» Data records:

----

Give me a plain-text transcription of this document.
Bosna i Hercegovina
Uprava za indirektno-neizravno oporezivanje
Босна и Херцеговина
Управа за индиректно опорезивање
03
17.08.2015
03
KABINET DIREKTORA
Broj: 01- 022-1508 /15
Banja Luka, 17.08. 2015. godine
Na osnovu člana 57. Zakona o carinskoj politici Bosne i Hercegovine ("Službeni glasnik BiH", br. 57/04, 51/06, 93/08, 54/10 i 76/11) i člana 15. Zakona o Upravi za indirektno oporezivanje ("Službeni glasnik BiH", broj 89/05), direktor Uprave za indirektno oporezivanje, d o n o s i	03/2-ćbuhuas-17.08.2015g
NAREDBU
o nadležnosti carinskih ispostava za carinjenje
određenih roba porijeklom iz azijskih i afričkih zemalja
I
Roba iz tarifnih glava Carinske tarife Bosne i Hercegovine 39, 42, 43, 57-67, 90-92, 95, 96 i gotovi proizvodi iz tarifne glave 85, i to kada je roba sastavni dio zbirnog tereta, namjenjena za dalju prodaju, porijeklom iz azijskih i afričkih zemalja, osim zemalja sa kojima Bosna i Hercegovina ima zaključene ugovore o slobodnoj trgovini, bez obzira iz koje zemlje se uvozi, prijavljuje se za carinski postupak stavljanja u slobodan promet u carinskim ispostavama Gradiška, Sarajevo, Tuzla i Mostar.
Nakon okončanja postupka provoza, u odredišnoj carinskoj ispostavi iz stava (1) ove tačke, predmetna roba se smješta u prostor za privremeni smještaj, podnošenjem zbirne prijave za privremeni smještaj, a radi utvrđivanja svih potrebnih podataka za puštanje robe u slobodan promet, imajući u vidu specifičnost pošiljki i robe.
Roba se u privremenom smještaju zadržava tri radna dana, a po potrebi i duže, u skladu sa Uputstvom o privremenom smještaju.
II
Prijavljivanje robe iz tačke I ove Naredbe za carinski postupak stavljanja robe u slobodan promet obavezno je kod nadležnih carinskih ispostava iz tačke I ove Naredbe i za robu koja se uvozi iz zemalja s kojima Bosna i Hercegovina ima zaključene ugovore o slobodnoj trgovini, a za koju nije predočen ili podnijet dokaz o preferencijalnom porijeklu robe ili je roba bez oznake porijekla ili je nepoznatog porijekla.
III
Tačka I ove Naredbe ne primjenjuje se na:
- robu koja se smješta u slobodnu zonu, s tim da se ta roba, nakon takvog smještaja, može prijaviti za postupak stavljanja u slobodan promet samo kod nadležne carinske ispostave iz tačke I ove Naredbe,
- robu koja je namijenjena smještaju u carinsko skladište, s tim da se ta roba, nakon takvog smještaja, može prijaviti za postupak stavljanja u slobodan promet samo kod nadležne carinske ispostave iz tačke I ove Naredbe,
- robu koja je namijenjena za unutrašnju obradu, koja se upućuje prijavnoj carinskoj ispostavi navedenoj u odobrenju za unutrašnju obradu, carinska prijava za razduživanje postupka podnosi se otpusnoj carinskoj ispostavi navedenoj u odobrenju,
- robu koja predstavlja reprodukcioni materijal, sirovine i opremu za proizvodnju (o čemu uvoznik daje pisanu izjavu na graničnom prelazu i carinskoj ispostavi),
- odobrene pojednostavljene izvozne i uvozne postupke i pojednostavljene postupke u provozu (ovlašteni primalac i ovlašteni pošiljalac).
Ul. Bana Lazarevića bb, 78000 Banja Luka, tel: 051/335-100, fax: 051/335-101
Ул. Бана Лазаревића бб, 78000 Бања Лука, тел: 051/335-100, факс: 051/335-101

----

» Written problem: From the records above, pick out and copy each line holding the word "Luka".

» Solution for this task:
Banja Luka, 17.08. 2015. godine
Ul. Bana Lazarevića bb, 78000 Banja Luka, tel: 051/335-100, fax: 051/335-101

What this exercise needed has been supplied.